Entries supplied =>
....................

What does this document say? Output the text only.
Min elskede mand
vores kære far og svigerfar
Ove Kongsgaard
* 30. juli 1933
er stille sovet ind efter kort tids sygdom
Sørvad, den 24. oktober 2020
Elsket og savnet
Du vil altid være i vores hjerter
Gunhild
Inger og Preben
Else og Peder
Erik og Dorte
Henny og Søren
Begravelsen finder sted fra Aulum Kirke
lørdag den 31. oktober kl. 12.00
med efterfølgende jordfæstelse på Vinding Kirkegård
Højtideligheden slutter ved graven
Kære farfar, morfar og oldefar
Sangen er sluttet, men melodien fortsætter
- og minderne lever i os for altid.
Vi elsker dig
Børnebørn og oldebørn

....................

Aim of the exercise => In the records above, tally the lines where the word "vores" appears, and give the number and nothing else.

Result for this exercise => 2